--- Begin ---
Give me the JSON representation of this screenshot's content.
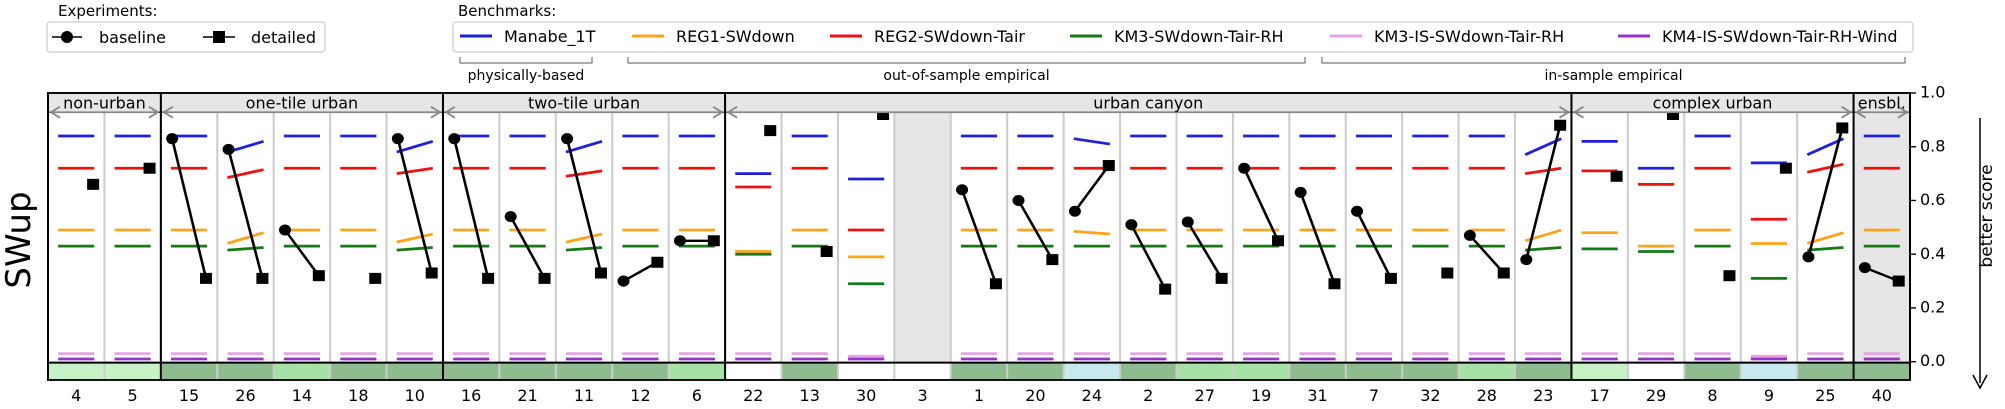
{
  "chart_data": {
    "type": "line",
    "ylabel": "SWup",
    "right_label": "better score",
    "ylim": [
      0,
      1
    ],
    "yticks": [
      "0.0",
      "0.2",
      "0.4",
      "0.6",
      "0.8",
      "1.0"
    ],
    "experiments_title": "Experiments:",
    "experiments": [
      {
        "name": "baseline",
        "marker": "circle"
      },
      {
        "name": "detailed",
        "marker": "square"
      }
    ],
    "benchmarks_title": "Benchmarks:",
    "benchmarks": [
      {
        "name": "Manabe_1T",
        "color": "#1f1fe0"
      },
      {
        "name": "REG1-SWdown",
        "color": "#ffa31a"
      },
      {
        "name": "REG2-SWdown-Tair",
        "color": "#ee1111"
      },
      {
        "name": "KM3-SWdown-Tair-RH",
        "color": "#157a15"
      },
      {
        "name": "KM3-IS-SWdown-Tair-RH",
        "color": "#e6a3e6"
      },
      {
        "name": "KM4-IS-SWdown-Tair-RH-Wind",
        "color": "#9932cc"
      }
    ],
    "benchmark_groups": [
      "physically-based",
      "out-of-sample empirical",
      "in-sample empirical"
    ],
    "groups": [
      {
        "label": "non-urban",
        "count": 2
      },
      {
        "label": "one-tile urban",
        "count": 5
      },
      {
        "label": "two-tile urban",
        "count": 5
      },
      {
        "label": "urban canyon",
        "count": 15
      },
      {
        "label": "complex urban",
        "count": 5
      },
      {
        "label": "ensbl.",
        "count": 1
      }
    ],
    "sites": [
      {
        "id": "4",
        "baseline": null,
        "detailed": 0.66,
        "bench": [
          0.84,
          0.49,
          0.72,
          0.43,
          0.03,
          0.01
        ],
        "tilt": [
          0,
          0,
          0,
          0,
          0,
          0
        ],
        "grey": false,
        "strip": "#c6f2c6"
      },
      {
        "id": "5",
        "baseline": null,
        "detailed": 0.72,
        "bench": [
          0.84,
          0.49,
          0.72,
          0.43,
          0.03,
          0.01
        ],
        "tilt": [
          0,
          0,
          0,
          0,
          0,
          0
        ],
        "grey": false,
        "strip": "#c6f2c6"
      },
      {
        "id": "15",
        "baseline": 0.83,
        "detailed": 0.31,
        "bench": [
          0.84,
          0.49,
          0.72,
          0.43,
          0.03,
          0.01
        ],
        "tilt": [
          0,
          0,
          0,
          0,
          0,
          0
        ],
        "grey": false,
        "strip": "#8fbc8f"
      },
      {
        "id": "26",
        "baseline": 0.79,
        "detailed": 0.31,
        "bench": [
          0.8,
          0.46,
          0.7,
          0.42,
          0.03,
          0.01
        ],
        "tilt": [
          0.04,
          0.04,
          0.03,
          0.01,
          0,
          0
        ],
        "grey": false,
        "strip": "#8fbc8f"
      },
      {
        "id": "14",
        "baseline": 0.49,
        "detailed": 0.32,
        "bench": [
          0.84,
          0.49,
          0.72,
          0.43,
          0.03,
          0.01
        ],
        "tilt": [
          0,
          0,
          0,
          0,
          0,
          0
        ],
        "grey": false,
        "strip": "#a6e2a6"
      },
      {
        "id": "18",
        "baseline": null,
        "detailed": 0.31,
        "bench": [
          0.84,
          0.49,
          0.72,
          0.43,
          0.03,
          0.01
        ],
        "tilt": [
          0,
          0,
          0,
          0,
          0,
          0
        ],
        "grey": false,
        "strip": "#8fbc8f"
      },
      {
        "id": "10",
        "baseline": 0.83,
        "detailed": 0.33,
        "bench": [
          0.8,
          0.46,
          0.71,
          0.42,
          0.03,
          0.01
        ],
        "tilt": [
          0.04,
          0.03,
          0.02,
          0.01,
          0,
          0
        ],
        "grey": false,
        "strip": "#8fbc8f"
      },
      {
        "id": "16",
        "baseline": 0.83,
        "detailed": 0.31,
        "bench": [
          0.84,
          0.49,
          0.72,
          0.43,
          0.03,
          0.01
        ],
        "tilt": [
          0,
          0,
          0,
          0,
          0,
          0
        ],
        "grey": false,
        "strip": "#8fbc8f"
      },
      {
        "id": "21",
        "baseline": 0.54,
        "detailed": 0.31,
        "bench": [
          0.84,
          0.49,
          0.72,
          0.43,
          0.03,
          0.01
        ],
        "tilt": [
          0,
          0,
          0,
          0,
          0,
          0
        ],
        "grey": false,
        "strip": "#8fbc8f"
      },
      {
        "id": "11",
        "baseline": 0.83,
        "detailed": 0.33,
        "bench": [
          0.8,
          0.46,
          0.7,
          0.42,
          0.03,
          0.01
        ],
        "tilt": [
          0.04,
          0.03,
          0.02,
          0.01,
          0,
          0
        ],
        "grey": false,
        "strip": "#8fbc8f"
      },
      {
        "id": "12",
        "baseline": 0.3,
        "detailed": 0.37,
        "bench": [
          0.84,
          0.49,
          0.72,
          0.43,
          0.03,
          0.01
        ],
        "tilt": [
          0,
          0,
          0,
          0,
          0,
          0
        ],
        "grey": false,
        "strip": "#8fbc8f"
      },
      {
        "id": "6",
        "baseline": 0.45,
        "detailed": 0.45,
        "bench": [
          0.84,
          0.49,
          0.72,
          0.43,
          0.03,
          0.01
        ],
        "tilt": [
          0,
          0,
          0,
          0,
          0,
          0
        ],
        "grey": false,
        "strip": "#a6e2a6"
      },
      {
        "id": "22",
        "baseline": null,
        "detailed": 0.86,
        "bench": [
          0.7,
          0.41,
          0.65,
          0.4,
          0.03,
          0.01
        ],
        "tilt": [
          0,
          0,
          0,
          0,
          0,
          0
        ],
        "grey": false,
        "strip": "#ffffff"
      },
      {
        "id": "13",
        "baseline": null,
        "detailed": 0.41,
        "bench": [
          0.84,
          0.49,
          0.72,
          0.43,
          0.03,
          0.01
        ],
        "tilt": [
          0,
          0,
          0,
          0,
          0,
          0
        ],
        "grey": false,
        "strip": "#8fbc8f"
      },
      {
        "id": "30",
        "baseline": null,
        "detailed": 0.92,
        "bench": [
          0.68,
          0.39,
          0.49,
          0.29,
          0.02,
          0.01
        ],
        "tilt": [
          0,
          0,
          0,
          0,
          0,
          0
        ],
        "grey": false,
        "strip": "#ffffff"
      },
      {
        "id": "3",
        "baseline": null,
        "detailed": null,
        "bench": [],
        "tilt": [],
        "grey": true,
        "strip": "#ffffff"
      },
      {
        "id": "1",
        "baseline": 0.64,
        "detailed": 0.29,
        "bench": [
          0.84,
          0.49,
          0.72,
          0.43,
          0.03,
          0.01
        ],
        "tilt": [
          0,
          0,
          0,
          0,
          0,
          0
        ],
        "grey": false,
        "strip": "#8fbc8f"
      },
      {
        "id": "20",
        "baseline": 0.6,
        "detailed": 0.38,
        "bench": [
          0.84,
          0.49,
          0.72,
          0.43,
          0.03,
          0.01
        ],
        "tilt": [
          0,
          0,
          0,
          0,
          0,
          0
        ],
        "grey": false,
        "strip": "#8fbc8f"
      },
      {
        "id": "24",
        "baseline": 0.56,
        "detailed": 0.73,
        "bench": [
          0.82,
          0.48,
          0.72,
          0.43,
          0.03,
          0.01
        ],
        "tilt": [
          -0.02,
          -0.01,
          0,
          0,
          0,
          0
        ],
        "grey": false,
        "strip": "#c8e8f0"
      },
      {
        "id": "2",
        "baseline": 0.51,
        "detailed": 0.27,
        "bench": [
          0.84,
          0.49,
          0.72,
          0.43,
          0.03,
          0.01
        ],
        "tilt": [
          0,
          0,
          0,
          0,
          0,
          0
        ],
        "grey": false,
        "strip": "#8fbc8f"
      },
      {
        "id": "27",
        "baseline": 0.52,
        "detailed": 0.31,
        "bench": [
          0.84,
          0.49,
          0.72,
          0.43,
          0.03,
          0.01
        ],
        "tilt": [
          0,
          0,
          0,
          0,
          0,
          0
        ],
        "grey": false,
        "strip": "#a6e2a6"
      },
      {
        "id": "19",
        "baseline": 0.72,
        "detailed": 0.45,
        "bench": [
          0.84,
          0.49,
          0.72,
          0.43,
          0.03,
          0.01
        ],
        "tilt": [
          0,
          0,
          0,
          0,
          0,
          0
        ],
        "grey": false,
        "strip": "#a6e2a6"
      },
      {
        "id": "31",
        "baseline": 0.63,
        "detailed": 0.29,
        "bench": [
          0.84,
          0.49,
          0.72,
          0.43,
          0.03,
          0.01
        ],
        "tilt": [
          0,
          0,
          0,
          0,
          0,
          0
        ],
        "grey": false,
        "strip": "#8fbc8f"
      },
      {
        "id": "7",
        "baseline": 0.56,
        "detailed": 0.31,
        "bench": [
          0.84,
          0.49,
          0.72,
          0.43,
          0.03,
          0.01
        ],
        "tilt": [
          0,
          0,
          0,
          0,
          0,
          0
        ],
        "grey": false,
        "strip": "#8fbc8f"
      },
      {
        "id": "32",
        "baseline": null,
        "detailed": 0.33,
        "bench": [
          0.84,
          0.49,
          0.72,
          0.43,
          0.03,
          0.01
        ],
        "tilt": [
          0,
          0,
          0,
          0,
          0,
          0
        ],
        "grey": false,
        "strip": "#8fbc8f"
      },
      {
        "id": "28",
        "baseline": 0.47,
        "detailed": 0.33,
        "bench": [
          0.84,
          0.49,
          0.72,
          0.43,
          0.03,
          0.01
        ],
        "tilt": [
          0,
          0,
          0,
          0,
          0,
          0
        ],
        "grey": false,
        "strip": "#a6e2a6"
      },
      {
        "id": "23",
        "baseline": 0.38,
        "detailed": 0.88,
        "bench": [
          0.8,
          0.47,
          0.71,
          0.42,
          0.03,
          0.01
        ],
        "tilt": [
          0.06,
          0.04,
          0.02,
          0.01,
          0,
          0
        ],
        "grey": false,
        "strip": "#8fbc8f"
      },
      {
        "id": "17",
        "baseline": null,
        "detailed": 0.69,
        "bench": [
          0.82,
          0.48,
          0.71,
          0.42,
          0.03,
          0.01
        ],
        "tilt": [
          0,
          0,
          0,
          0,
          0,
          0
        ],
        "grey": false,
        "strip": "#c6f2c6"
      },
      {
        "id": "29",
        "baseline": null,
        "detailed": 0.92,
        "bench": [
          0.72,
          0.43,
          0.66,
          0.41,
          0.03,
          0.01
        ],
        "tilt": [
          0,
          0,
          0,
          0,
          0,
          0
        ],
        "grey": false,
        "strip": "#ffffff"
      },
      {
        "id": "8",
        "baseline": null,
        "detailed": 0.32,
        "bench": [
          0.84,
          0.49,
          0.72,
          0.43,
          0.03,
          0.01
        ],
        "tilt": [
          0,
          0,
          0,
          0,
          0,
          0
        ],
        "grey": false,
        "strip": "#8fbc8f"
      },
      {
        "id": "9",
        "baseline": null,
        "detailed": 0.72,
        "bench": [
          0.74,
          0.44,
          0.53,
          0.31,
          0.02,
          0.01
        ],
        "tilt": [
          0,
          0,
          0,
          0,
          0,
          0
        ],
        "grey": false,
        "strip": "#c8e8f0"
      },
      {
        "id": "25",
        "baseline": 0.39,
        "detailed": 0.87,
        "bench": [
          0.8,
          0.46,
          0.72,
          0.42,
          0.03,
          0.01
        ],
        "tilt": [
          0.06,
          0.04,
          0.03,
          0.01,
          0,
          0
        ],
        "grey": false,
        "strip": "#8fbc8f"
      },
      {
        "id": "40",
        "baseline": 0.35,
        "detailed": 0.3,
        "bench": [
          0.84,
          0.49,
          0.72,
          0.43,
          0.03,
          0.01
        ],
        "tilt": [
          0,
          0,
          0,
          0,
          0,
          0
        ],
        "grey": true,
        "strip": "#8fbc8f"
      }
    ]
  }
}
--- End ---
## JOB
Your task is to pick out every line with the string "tile" and copy it.

## RESPONSE FOR THIS EXERCISE
        "label": "one-tile urban",
        "label": "two-tile urban",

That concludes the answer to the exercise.